**EXERCISE PROMPT:** Copy out each line of the listing that has the word "extract" in it.

**DATA LISTING:**
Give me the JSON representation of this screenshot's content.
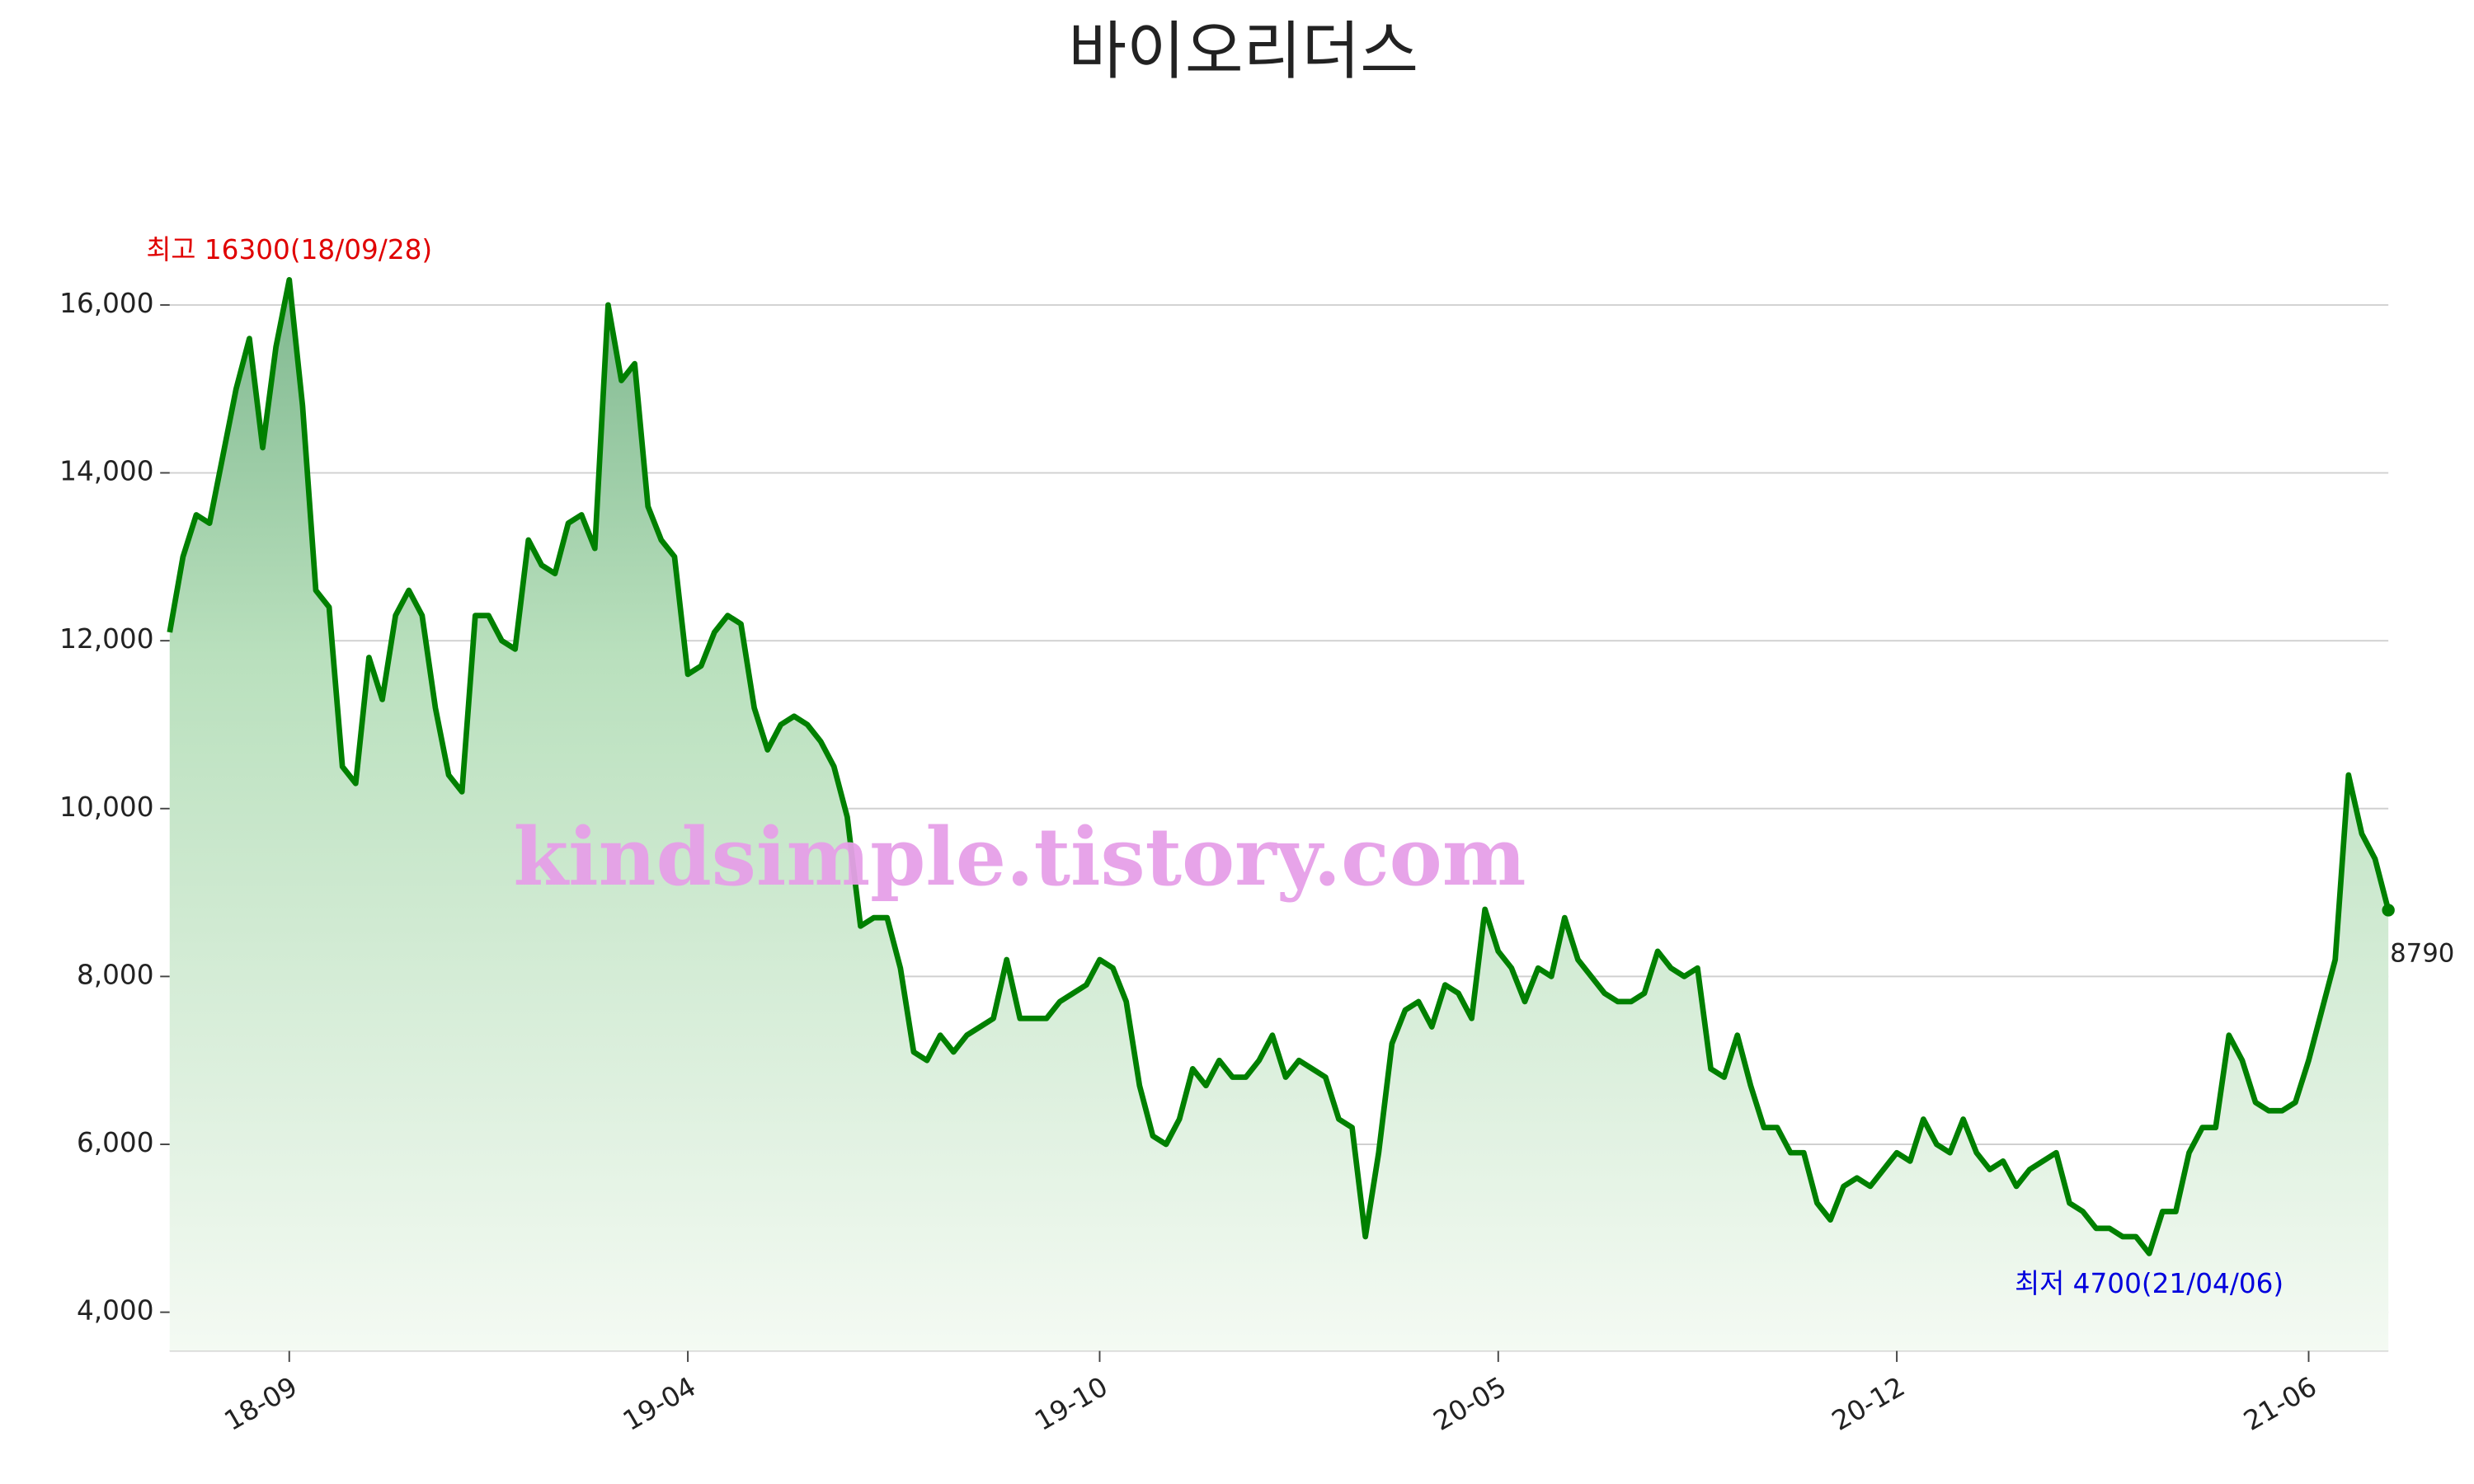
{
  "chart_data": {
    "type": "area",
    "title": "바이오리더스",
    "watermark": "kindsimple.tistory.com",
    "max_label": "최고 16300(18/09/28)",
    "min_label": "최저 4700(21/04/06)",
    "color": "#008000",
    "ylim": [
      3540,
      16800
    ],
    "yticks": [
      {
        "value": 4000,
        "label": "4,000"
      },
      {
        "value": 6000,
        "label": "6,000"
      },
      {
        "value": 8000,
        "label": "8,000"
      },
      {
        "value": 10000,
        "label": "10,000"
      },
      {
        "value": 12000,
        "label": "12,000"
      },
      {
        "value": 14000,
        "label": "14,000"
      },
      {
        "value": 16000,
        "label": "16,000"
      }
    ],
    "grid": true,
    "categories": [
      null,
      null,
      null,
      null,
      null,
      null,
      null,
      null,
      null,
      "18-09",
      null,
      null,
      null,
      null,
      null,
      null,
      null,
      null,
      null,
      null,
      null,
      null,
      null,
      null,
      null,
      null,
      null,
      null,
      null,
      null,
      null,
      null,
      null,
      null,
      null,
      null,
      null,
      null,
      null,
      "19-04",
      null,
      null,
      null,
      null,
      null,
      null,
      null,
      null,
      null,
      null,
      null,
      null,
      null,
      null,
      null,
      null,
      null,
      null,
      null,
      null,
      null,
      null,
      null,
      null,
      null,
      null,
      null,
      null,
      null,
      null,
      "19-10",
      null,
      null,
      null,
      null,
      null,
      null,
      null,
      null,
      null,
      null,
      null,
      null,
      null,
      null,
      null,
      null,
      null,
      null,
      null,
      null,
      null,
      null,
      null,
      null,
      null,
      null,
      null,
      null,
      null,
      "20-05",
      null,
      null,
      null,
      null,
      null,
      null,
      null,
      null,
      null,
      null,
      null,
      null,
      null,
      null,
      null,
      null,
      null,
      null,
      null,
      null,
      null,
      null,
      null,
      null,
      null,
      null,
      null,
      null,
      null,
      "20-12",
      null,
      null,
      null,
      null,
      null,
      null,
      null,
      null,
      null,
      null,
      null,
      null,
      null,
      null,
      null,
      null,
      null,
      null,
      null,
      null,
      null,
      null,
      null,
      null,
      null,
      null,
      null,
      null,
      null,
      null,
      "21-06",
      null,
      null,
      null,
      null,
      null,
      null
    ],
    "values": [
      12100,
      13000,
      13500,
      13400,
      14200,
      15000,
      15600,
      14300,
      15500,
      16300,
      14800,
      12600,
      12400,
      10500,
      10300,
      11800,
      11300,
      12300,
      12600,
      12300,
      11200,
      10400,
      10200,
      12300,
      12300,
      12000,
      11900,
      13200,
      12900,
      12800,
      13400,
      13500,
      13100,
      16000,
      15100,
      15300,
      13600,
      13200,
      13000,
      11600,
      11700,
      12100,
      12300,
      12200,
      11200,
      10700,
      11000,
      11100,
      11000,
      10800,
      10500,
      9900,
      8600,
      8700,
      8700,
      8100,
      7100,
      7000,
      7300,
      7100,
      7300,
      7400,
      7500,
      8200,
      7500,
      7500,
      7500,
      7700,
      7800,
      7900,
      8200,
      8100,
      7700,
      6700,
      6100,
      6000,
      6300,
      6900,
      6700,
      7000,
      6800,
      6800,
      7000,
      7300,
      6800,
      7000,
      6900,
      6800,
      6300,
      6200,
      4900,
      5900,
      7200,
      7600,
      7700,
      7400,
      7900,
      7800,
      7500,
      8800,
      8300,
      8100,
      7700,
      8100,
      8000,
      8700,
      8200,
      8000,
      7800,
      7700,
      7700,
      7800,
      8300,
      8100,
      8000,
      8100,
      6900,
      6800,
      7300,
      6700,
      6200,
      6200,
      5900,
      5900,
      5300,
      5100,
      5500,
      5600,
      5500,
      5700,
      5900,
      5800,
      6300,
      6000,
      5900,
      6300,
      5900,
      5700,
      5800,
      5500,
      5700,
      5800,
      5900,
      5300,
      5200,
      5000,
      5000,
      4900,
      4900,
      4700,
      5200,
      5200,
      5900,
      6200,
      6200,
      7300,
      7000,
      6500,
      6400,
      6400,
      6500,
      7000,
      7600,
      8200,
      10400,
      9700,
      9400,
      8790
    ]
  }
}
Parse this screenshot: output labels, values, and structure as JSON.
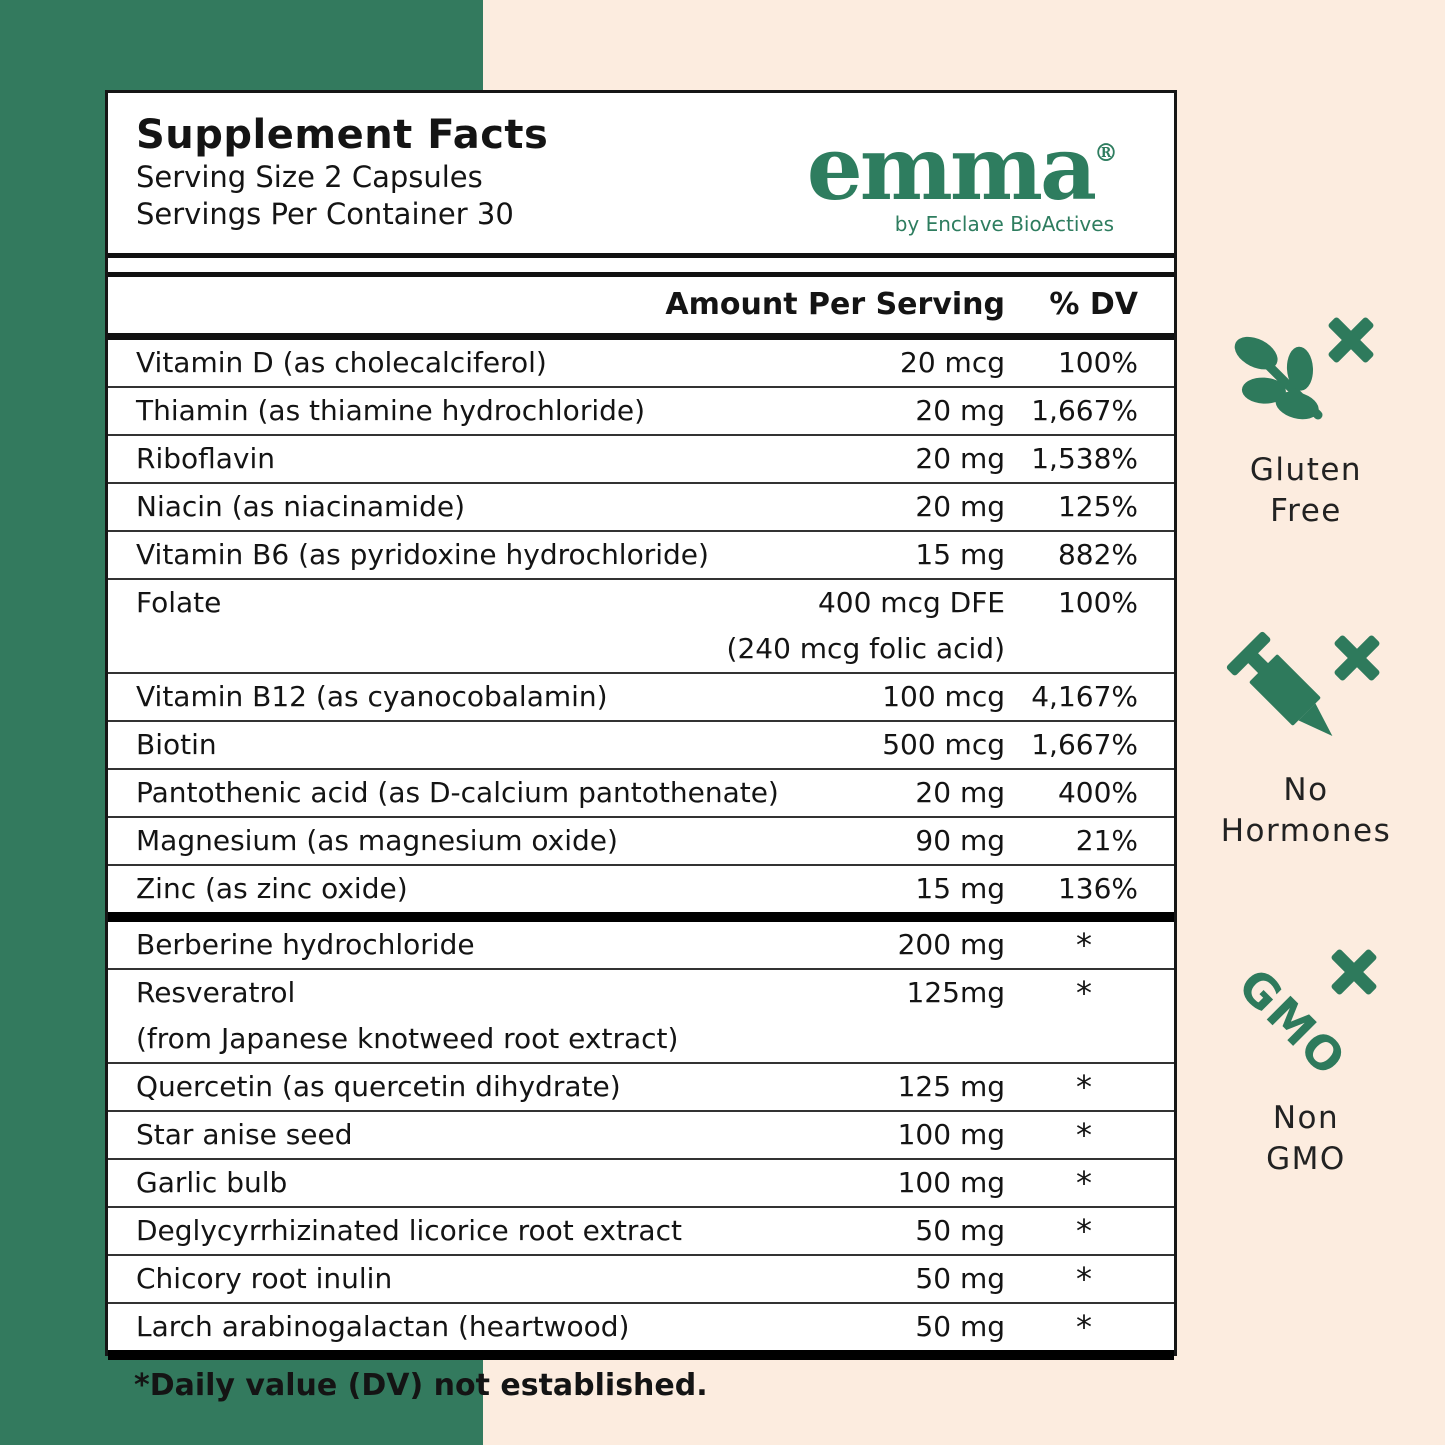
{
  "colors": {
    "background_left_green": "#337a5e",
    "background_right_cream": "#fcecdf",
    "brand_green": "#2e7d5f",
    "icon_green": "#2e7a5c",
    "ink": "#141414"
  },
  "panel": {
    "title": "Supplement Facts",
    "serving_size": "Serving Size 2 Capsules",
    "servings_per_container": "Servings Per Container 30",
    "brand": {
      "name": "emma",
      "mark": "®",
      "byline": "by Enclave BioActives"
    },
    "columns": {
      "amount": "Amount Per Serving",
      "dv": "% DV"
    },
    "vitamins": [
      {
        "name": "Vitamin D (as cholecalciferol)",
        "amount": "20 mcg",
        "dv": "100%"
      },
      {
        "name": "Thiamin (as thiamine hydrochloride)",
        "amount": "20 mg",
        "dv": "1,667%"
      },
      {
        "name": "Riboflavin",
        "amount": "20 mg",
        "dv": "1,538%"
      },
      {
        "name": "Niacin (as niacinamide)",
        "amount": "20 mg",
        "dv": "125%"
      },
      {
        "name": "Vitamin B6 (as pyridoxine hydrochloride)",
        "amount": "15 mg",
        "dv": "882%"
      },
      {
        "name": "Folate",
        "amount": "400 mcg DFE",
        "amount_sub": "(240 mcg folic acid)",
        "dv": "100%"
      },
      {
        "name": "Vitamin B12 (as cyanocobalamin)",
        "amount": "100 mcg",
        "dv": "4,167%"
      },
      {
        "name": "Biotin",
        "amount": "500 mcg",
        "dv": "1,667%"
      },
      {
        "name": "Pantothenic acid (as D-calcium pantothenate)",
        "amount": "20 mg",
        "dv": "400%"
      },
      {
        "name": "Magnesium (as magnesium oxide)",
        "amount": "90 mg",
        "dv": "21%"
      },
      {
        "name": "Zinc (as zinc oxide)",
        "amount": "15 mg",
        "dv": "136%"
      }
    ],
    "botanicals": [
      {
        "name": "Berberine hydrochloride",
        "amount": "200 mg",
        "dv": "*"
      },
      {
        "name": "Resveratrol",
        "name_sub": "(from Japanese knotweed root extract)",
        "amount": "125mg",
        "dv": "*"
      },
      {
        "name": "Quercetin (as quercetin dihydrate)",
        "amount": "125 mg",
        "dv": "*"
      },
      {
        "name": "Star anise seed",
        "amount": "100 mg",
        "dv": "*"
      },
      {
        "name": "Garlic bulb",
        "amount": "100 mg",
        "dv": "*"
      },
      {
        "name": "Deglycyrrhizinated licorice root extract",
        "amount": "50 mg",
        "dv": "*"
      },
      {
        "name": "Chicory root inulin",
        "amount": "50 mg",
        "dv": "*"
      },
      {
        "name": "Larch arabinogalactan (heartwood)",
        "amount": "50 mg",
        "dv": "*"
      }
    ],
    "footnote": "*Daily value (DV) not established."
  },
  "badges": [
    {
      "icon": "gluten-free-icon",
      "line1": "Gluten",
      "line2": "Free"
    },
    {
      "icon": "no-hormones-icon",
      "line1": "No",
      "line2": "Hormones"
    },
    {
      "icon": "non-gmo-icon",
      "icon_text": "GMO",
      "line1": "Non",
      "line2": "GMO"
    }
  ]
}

**EXERCISE SOLUTION:**
        "name_sub": "(from Japanese knotweed root extract)",
        "name": "Deglycyrrhizinated licorice root extract",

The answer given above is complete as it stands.